**Records supplied**

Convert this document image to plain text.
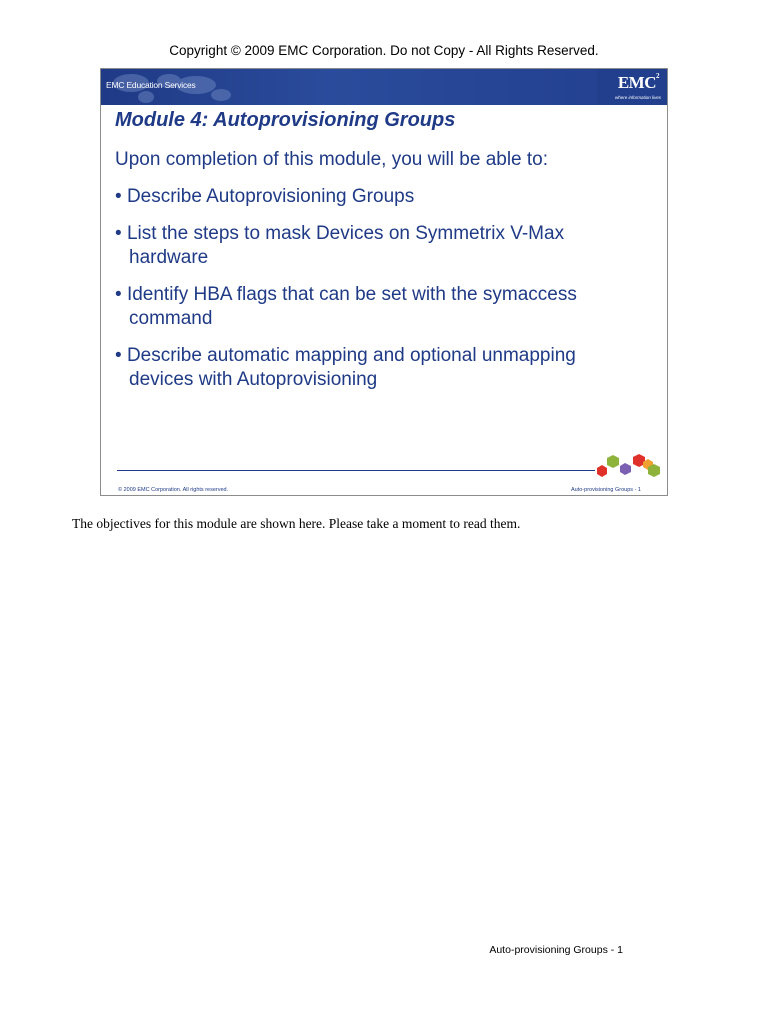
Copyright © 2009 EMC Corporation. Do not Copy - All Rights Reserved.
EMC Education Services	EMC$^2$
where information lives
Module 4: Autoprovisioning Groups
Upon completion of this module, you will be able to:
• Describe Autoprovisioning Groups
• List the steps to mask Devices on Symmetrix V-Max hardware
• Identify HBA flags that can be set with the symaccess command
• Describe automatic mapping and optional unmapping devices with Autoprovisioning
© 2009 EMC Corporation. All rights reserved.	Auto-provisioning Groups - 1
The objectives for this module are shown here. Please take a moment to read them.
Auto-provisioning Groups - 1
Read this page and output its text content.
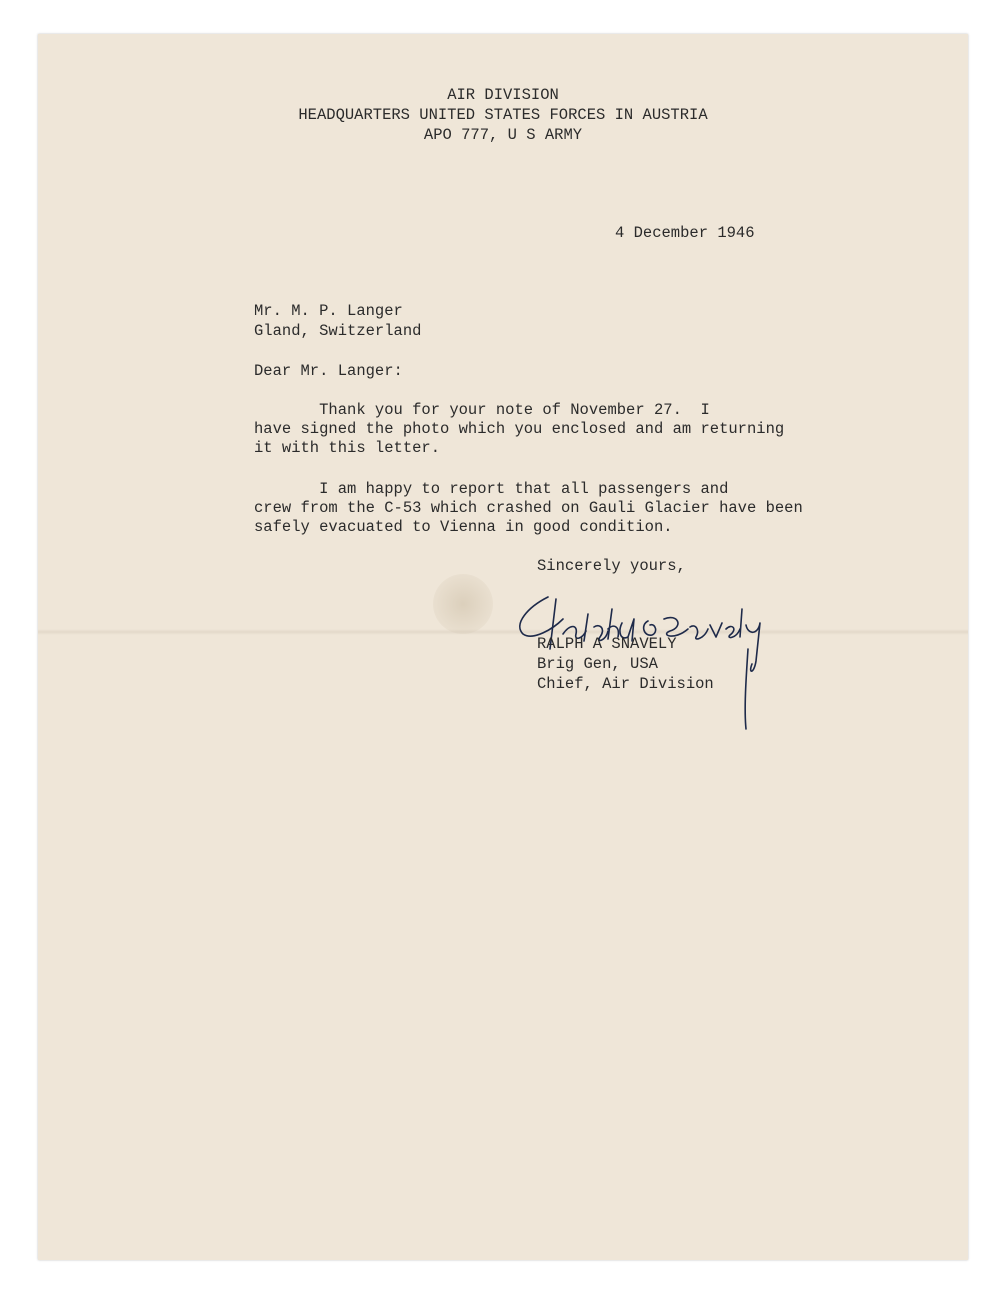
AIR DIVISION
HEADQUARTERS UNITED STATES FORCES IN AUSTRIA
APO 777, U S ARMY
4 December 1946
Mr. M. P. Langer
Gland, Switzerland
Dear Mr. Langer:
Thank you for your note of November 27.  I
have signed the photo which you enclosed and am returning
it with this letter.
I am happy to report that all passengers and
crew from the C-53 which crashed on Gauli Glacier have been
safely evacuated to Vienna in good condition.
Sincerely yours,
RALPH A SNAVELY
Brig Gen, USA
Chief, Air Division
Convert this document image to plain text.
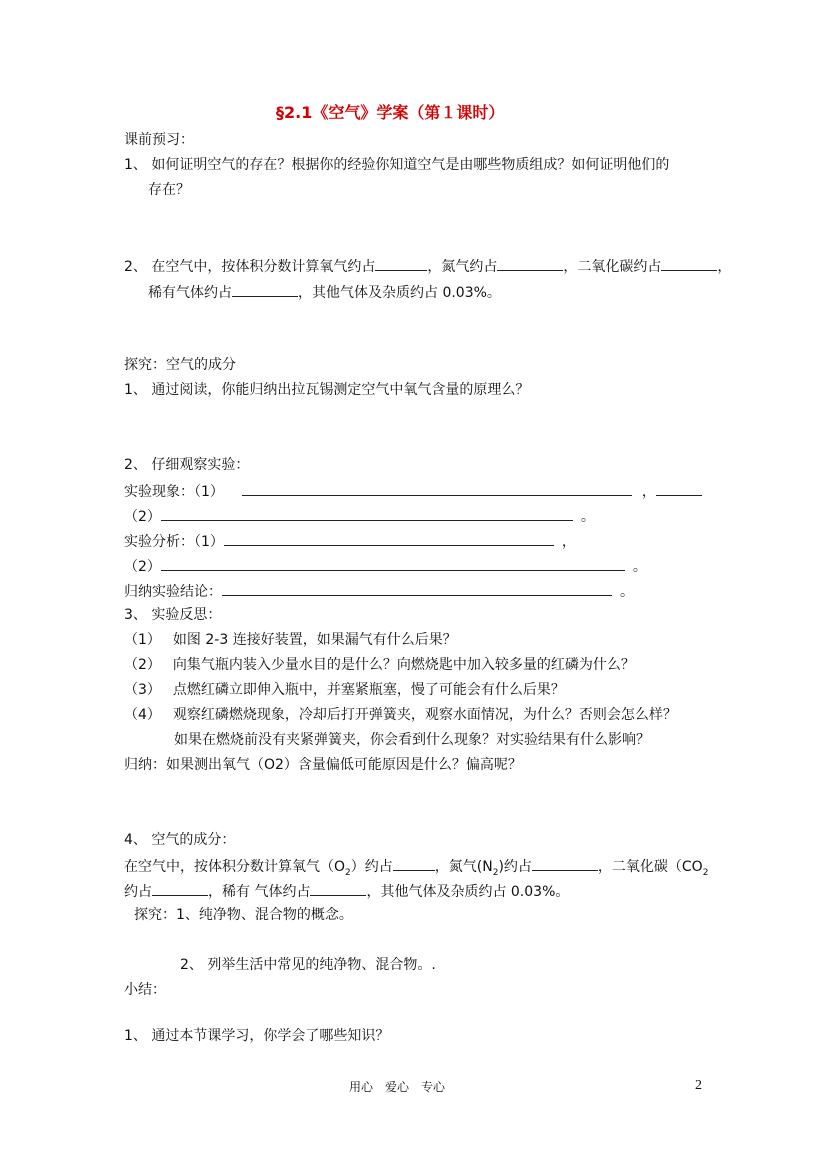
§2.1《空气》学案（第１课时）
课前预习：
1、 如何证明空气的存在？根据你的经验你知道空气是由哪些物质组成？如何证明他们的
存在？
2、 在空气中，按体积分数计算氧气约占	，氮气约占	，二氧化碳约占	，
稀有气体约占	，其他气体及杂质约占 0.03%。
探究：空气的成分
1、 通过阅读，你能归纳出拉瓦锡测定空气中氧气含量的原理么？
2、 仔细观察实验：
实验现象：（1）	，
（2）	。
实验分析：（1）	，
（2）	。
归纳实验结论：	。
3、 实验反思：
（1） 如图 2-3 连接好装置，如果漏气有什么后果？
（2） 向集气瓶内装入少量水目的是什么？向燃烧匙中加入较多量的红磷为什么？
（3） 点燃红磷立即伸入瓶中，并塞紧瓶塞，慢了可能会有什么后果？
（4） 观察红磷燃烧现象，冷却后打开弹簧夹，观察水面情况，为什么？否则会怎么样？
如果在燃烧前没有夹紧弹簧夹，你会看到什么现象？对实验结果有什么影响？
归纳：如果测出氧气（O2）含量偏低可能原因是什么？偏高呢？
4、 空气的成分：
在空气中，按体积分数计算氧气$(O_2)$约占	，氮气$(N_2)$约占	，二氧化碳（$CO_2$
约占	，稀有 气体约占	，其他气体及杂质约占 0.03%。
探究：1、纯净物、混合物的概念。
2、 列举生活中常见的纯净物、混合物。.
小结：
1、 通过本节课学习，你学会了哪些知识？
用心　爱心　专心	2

**Task to complete**
Search the lines above for the string "Autoprovisioning", then show every one that has it.

**Answer to the exercise**
Module 4: Autoprovisioning Groups
• Describe Autoprovisioning Groups
• Describe automatic mapping and optional unmapping devices with Autoprovisioning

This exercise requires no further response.